------ Source excerpt ------
Your torso is looking tighter... I can really tell
THAT is something a co-worker said to me when I walked in this morning... and THAT is pretty cool! I can feel a little difference, which is surprising because I usually cant tell if it is a pound or two... but in this instance.. it could be three or four. My scale said 238 this morning... and I almost fell off while screaming!
Can you believe it? I have actually seen a number in the 230's on my scale... god I NEVER thought I would get to that point. It feels like a whole lot more than 60 lbs ... and I am even more shocked at how well I am doing still. I never thought that I would make it over a year on this diet plan either... seriously!! I have been on Weight Watchers for 13 months now... and I have attended meetings religiously since I joined the Monthly Pass program in April. I am just so totally surprised at my dedication and enjoyment of the meetings, process, and successes. Losing weight is NOT easy, but it has not been horribly and painful in perspective.
Now is my entire attitude fixed from last week... HELL NO. I still feel drained, and I still have to fight for that excitement and dedication at some moments. I have been incredibly tired, worn out, stressed, and totally drained this week... intermingled with moments of greatness. Just totally emotional and rollercoaster. I am also feeling really blah so my appetite has been weak and i have been struggling to eat points, instead of refusing them -- and that is an interesting perspective.
On to other life issues... I have been asked to coach an 18U travel softball team here in Indiana, and I am so totally stoked about it.
When I was offered the position, it took me a few days to pole the people in my life and see how I personally felt about it as well. It was really a great and bad thing because of the opportunity, but then the time commitment. I have already dedicated every weekend in June/July of 2009 -- and that is an interesting promise to make to someone a year in advance. Although, I live for the sport.... so that is also a neat thing to do. I was worried that I would not be able to handle girls that age, being that they are only a few years younger than I am.
------ Data supplied ------
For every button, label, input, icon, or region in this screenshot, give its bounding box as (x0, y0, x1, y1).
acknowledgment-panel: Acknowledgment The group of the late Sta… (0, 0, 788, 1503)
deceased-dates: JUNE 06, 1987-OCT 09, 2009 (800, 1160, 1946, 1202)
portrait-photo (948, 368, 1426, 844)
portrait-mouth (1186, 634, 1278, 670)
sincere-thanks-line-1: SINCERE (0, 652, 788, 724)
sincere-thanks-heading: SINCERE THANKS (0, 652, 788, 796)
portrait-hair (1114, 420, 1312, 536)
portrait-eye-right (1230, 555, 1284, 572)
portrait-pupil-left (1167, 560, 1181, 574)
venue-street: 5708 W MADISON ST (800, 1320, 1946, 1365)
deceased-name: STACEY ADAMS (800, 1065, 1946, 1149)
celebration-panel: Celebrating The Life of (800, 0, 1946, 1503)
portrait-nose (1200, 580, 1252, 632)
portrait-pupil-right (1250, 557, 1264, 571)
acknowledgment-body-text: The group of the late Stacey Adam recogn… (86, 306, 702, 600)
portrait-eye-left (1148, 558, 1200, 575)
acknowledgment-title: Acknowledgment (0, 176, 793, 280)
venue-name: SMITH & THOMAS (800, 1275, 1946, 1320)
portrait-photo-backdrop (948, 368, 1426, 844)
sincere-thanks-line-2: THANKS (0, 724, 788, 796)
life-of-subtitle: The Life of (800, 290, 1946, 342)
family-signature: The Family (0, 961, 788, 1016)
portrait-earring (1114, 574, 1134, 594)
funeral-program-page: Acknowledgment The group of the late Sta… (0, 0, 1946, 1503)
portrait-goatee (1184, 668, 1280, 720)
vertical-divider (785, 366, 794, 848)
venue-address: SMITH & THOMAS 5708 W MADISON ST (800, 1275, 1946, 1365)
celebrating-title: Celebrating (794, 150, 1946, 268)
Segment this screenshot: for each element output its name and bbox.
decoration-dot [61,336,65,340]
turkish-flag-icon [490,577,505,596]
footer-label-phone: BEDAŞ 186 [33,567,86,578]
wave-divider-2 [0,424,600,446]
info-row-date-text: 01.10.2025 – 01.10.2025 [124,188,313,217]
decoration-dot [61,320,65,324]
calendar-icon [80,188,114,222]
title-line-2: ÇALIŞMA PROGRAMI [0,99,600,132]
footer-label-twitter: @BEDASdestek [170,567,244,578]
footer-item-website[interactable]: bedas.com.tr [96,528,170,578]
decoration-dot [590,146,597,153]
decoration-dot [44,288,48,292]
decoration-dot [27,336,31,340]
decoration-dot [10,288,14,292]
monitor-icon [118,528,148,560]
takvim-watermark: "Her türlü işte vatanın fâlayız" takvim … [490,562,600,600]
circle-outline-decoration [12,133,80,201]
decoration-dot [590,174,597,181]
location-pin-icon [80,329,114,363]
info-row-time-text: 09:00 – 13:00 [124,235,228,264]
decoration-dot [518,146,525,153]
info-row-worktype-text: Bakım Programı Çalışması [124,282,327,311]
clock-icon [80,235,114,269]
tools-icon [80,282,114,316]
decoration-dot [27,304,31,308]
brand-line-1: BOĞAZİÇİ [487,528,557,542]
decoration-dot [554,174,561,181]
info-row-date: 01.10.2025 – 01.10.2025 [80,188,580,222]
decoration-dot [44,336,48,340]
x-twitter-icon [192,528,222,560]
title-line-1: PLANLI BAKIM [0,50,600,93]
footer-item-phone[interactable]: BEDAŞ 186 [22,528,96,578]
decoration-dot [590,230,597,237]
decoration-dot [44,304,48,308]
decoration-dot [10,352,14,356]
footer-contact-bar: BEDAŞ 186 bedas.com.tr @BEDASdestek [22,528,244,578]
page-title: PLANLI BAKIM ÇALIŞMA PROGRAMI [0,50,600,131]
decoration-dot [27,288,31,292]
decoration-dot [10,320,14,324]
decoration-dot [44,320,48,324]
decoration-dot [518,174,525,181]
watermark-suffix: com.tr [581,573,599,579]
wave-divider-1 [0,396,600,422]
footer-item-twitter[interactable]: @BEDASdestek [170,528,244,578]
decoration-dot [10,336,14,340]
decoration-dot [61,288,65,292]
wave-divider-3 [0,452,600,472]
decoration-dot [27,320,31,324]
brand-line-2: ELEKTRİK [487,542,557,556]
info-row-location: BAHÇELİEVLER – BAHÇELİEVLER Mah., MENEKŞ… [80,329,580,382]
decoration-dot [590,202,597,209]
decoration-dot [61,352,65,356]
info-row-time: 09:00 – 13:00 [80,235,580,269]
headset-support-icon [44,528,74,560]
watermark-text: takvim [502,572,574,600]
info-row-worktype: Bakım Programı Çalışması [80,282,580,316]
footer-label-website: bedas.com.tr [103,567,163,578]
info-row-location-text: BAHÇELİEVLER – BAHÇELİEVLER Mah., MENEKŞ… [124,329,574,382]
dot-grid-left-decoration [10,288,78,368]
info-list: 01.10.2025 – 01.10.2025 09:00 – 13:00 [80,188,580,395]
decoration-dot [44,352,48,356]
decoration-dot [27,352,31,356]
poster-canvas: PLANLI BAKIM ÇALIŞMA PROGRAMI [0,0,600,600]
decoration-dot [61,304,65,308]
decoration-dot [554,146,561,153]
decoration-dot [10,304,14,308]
------
Stated goal 1: In the blog post, how long has the writer been on Weight Watchers?
Stated goal 2: Write out the stretch of the blog post from "On to other" through "younger than I am.".

Correct response 1: Thirteen months.

Correct response 2:
On to other life issues... I have been asked to coach an 18U travel softball team here in Indiana, and I am so totally stoked about it.
When I was offered the position, it took me a few days to pole the people in my life and see how I personally felt about it as well. It was really a great and bad thing because of the opportunity, but then the time commitment. I have already dedicated every weekend in June/July of 2009 -- and that is an interesting promise to make to someone a year in advance. Although, I live for the sport.... so that is also a neat thing to do. I was worried that I would not be able to handle girls that age, being that they are only a few years younger than I am.